Return the material below in full and exactly.

SUPPLIED DATA:
· · · ·

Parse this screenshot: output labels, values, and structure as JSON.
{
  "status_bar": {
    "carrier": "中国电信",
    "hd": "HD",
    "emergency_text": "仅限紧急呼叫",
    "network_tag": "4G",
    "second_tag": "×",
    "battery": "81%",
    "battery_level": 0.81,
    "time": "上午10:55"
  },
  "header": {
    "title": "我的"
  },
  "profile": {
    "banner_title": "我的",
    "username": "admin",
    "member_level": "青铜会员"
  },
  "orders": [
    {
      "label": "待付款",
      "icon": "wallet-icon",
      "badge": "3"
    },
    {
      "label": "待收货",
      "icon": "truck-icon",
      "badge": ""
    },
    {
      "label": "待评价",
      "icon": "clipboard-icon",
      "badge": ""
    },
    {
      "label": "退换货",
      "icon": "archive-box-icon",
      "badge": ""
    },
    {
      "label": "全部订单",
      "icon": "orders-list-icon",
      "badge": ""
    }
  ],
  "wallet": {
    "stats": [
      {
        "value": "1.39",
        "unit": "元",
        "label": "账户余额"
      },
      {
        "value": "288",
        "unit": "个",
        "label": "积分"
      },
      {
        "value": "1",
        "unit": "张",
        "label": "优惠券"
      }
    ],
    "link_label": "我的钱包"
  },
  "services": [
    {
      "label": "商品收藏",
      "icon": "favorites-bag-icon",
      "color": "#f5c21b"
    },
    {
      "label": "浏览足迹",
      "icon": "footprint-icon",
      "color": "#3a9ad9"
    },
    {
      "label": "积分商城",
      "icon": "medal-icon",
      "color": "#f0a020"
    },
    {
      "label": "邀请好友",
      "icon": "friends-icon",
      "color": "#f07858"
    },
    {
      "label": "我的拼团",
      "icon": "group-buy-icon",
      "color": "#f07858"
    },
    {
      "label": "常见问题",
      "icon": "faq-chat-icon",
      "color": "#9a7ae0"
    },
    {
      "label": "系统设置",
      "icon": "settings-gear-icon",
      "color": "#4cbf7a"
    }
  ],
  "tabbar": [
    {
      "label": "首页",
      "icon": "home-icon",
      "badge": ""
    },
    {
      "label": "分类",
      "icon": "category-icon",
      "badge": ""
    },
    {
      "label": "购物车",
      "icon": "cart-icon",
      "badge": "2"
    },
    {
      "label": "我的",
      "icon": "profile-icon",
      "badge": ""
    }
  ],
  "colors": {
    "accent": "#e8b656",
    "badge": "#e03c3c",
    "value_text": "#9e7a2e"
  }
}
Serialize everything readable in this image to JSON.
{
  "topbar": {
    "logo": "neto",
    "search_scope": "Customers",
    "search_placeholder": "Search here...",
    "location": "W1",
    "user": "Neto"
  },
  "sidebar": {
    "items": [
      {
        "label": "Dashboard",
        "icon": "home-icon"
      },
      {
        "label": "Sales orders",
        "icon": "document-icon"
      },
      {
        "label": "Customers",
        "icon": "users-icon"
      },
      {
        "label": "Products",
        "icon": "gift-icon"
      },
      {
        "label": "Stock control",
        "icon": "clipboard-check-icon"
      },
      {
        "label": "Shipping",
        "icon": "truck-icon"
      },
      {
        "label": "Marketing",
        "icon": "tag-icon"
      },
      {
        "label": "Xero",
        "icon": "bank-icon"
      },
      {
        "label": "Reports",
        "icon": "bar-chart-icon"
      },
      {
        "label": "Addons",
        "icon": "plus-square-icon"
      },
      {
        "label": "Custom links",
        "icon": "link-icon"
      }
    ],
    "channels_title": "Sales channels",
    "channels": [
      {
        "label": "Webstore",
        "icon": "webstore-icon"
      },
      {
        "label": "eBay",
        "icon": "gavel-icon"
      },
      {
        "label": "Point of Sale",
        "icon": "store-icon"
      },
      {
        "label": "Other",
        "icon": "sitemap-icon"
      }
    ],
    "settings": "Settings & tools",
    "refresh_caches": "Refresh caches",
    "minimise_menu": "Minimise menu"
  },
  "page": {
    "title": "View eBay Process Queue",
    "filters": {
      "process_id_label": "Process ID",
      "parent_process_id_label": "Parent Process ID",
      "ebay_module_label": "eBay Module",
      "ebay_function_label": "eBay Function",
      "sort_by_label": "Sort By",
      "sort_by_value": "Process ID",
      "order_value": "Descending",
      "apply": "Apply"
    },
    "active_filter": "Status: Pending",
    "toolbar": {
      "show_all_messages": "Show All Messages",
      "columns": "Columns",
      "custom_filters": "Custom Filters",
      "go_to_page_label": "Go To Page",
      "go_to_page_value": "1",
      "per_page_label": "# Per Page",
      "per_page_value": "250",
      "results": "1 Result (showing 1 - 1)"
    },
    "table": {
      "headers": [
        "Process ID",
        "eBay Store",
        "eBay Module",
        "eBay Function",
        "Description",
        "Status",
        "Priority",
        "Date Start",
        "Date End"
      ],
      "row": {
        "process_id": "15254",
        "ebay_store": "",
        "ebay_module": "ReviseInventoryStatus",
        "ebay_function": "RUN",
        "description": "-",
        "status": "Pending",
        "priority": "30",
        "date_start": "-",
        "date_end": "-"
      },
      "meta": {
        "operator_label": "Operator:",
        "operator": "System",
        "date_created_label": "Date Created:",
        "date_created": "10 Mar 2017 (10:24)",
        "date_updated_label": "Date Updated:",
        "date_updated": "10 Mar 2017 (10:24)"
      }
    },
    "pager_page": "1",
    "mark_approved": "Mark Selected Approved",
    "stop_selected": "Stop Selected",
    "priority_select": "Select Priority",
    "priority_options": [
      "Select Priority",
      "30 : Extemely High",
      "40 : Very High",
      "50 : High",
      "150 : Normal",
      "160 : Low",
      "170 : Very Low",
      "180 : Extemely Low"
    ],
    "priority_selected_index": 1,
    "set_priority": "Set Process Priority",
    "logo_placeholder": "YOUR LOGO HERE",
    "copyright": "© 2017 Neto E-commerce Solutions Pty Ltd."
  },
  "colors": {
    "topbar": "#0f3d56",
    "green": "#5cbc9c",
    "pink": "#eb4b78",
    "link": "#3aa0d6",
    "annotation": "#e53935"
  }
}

· · · ·

RESPONSE FOR THIS EXERCISE:
Parse this screenshot: output labels, values, and structure as JSON.
{
  "status_bar": {
    "carrier": "中国电信",
    "hd": "HD",
    "emergency_text": "仅限紧急呼叫",
    "network_tag": "4G",
    "second_tag": "×",
    "battery": "81%",
    "battery_level": 0.81,
    "time": "上午10:55"
  },
  "header": {
    "title": "我的"
  },
  "profile": {
    "banner_title": "我的",
    "username": "admin",
    "member_level": "青铜会员"
  },
  "orders": [
    {
      "label": "待付款",
      "icon": "wallet-icon",
      "badge": "3"
    },
    {
      "label": "待收货",
      "icon": "truck-icon",
      "badge": ""
    },
    {
      "label": "待评价",
      "icon": "clipboard-icon",
      "badge": ""
    },
    {
      "label": "退换货",
      "icon": "archive-box-icon",
      "badge": ""
    },
    {
      "label": "全部订单",
      "icon": "orders-list-icon",
      "badge": ""
    }
  ],
  "wallet": {
    "stats": [
      {
        "value": "1.39",
        "unit": "元",
        "label": "账户余额"
      },
      {
        "value": "288",
        "unit": "个",
        "label": "积分"
      },
      {
        "value": "1",
        "unit": "张",
        "label": "优惠券"
      }
    ],
    "link_label": "我的钱包"
  },
  "services": [
    {
      "label": "商品收藏",
      "icon": "favorites-bag-icon",
      "color": "#f5c21b"
    },
    {
      "label": "浏览足迹",
      "icon": "footprint-icon",
      "color": "#3a9ad9"
    },
    {
      "label": "积分商城",
      "icon": "medal-icon",
      "color": "#f0a020"
    },
    {
      "label": "邀请好友",
      "icon": "friends-icon",
      "color": "#f07858"
    },
    {
      "label": "我的拼团",
      "icon": "group-buy-icon",
      "color": "#f07858"
    },
    {
      "label": "常见问题",
      "icon": "faq-chat-icon",
      "color": "#9a7ae0"
    },
    {
      "label": "系统设置",
      "icon": "settings-gear-icon",
      "color": "#4cbf7a"
    }
  ],
  "tabbar": [
    {
      "label": "首页",
      "icon": "home-icon",
      "badge": ""
    },
    {
      "label": "分类",
      "icon": "category-icon",
      "badge": ""
    },
    {
      "label": "购物车",
      "icon": "cart-icon",
      "badge": "2"
    },
    {
      "label": "我的",
      "icon": "profile-icon",
      "badge": ""
    }
  ],
  "colors": {
    "accent": "#e8b656",
    "badge": "#e03c3c",
    "value_text": "#9e7a2e"
  }
}
Serialize everything readable in this image to JSON.
{
  "topbar": {
    "logo": "neto",
    "search_scope": "Customers",
    "search_placeholder": "Search here...",
    "location": "W1",
    "user": "Neto"
  },
  "sidebar": {
    "items": [
      {
        "label": "Dashboard",
        "icon": "home-icon"
      },
      {
        "label": "Sales orders",
        "icon": "document-icon"
      },
      {
        "label": "Customers",
        "icon": "users-icon"
      },
      {
        "label": "Products",
        "icon": "gift-icon"
      },
      {
        "label": "Stock control",
        "icon": "clipboard-check-icon"
      },
      {
        "label": "Shipping",
        "icon": "truck-icon"
      },
      {
        "label": "Marketing",
        "icon": "tag-icon"
      },
      {
        "label": "Xero",
        "icon": "bank-icon"
      },
      {
        "label": "Reports",
        "icon": "bar-chart-icon"
      },
      {
        "label": "Addons",
        "icon": "plus-square-icon"
      },
      {
        "label": "Custom links",
        "icon": "link-icon"
      }
    ],
    "channels_title": "Sales channels",
    "channels": [
      {
        "label": "Webstore",
        "icon": "webstore-icon"
      },
      {
        "label": "eBay",
        "icon": "gavel-icon"
      },
      {
        "label": "Point of Sale",
        "icon": "store-icon"
      },
      {
        "label": "Other",
        "icon": "sitemap-icon"
      }
    ],
    "settings": "Settings & tools",
    "refresh_caches": "Refresh caches",
    "minimise_menu": "Minimise menu"
  },
  "page": {
    "title": "View eBay Process Queue",
    "filters": {
      "process_id_label": "Process ID",
      "parent_process_id_label": "Parent Process ID",
      "ebay_module_label": "eBay Module",
      "ebay_function_label": "eBay Function",
      "sort_by_label": "Sort By",
      "sort_by_value": "Process ID",
      "order_value": "Descending",
      "apply": "Apply"
    },
    "active_filter": "Status: Pending",
    "toolbar": {
      "show_all_messages": "Show All Messages",
      "columns": "Columns",
      "custom_filters": "Custom Filters",
      "go_to_page_label": "Go To Page",
      "go_to_page_value": "1",
      "per_page_label": "# Per Page",
      "per_page_value": "250",
      "results": "1 Result (showing 1 - 1)"
    },
    "table": {
      "headers": [
        "Process ID",
        "eBay Store",
        "eBay Module",
        "eBay Function",
        "Description",
        "Status",
        "Priority",
        "Date Start",
        "Date End"
      ],
      "row": {
        "process_id": "15254",
        "ebay_store": "",
        "ebay_module": "ReviseInventoryStatus",
        "ebay_function": "RUN",
        "description": "-",
        "status": "Pending",
        "priority": "30",
        "date_start": "-",
        "date_end": "-"
      },
      "meta": {
        "operator_label": "Operator:",
        "operator": "System",
        "date_created_label": "Date Created:",
        "date_created": "10 Mar 2017 (10:24)",
        "date_updated_label": "Date Updated:",
        "date_updated": "10 Mar 2017 (10:24)"
      }
    },
    "pager_page": "1",
    "mark_approved": "Mark Selected Approved",
    "stop_selected": "Stop Selected",
    "priority_select": "Select Priority",
    "priority_options": [
      "Select Priority",
      "30 : Extemely High",
      "40 : Very High",
      "50 : High",
      "150 : Normal",
      "160 : Low",
      "170 : Very Low",
      "180 : Extemely Low"
    ],
    "priority_selected_index": 1,
    "set_priority": "Set Process Priority",
    "logo_placeholder": "YOUR LOGO HERE",
    "copyright": "© 2017 Neto E-commerce Solutions Pty Ltd."
  },
  "colors": {
    "topbar": "#0f3d56",
    "green": "#5cbc9c",
    "pink": "#eb4b78",
    "link": "#3aa0d6",
    "annotation": "#e53935"
  }
}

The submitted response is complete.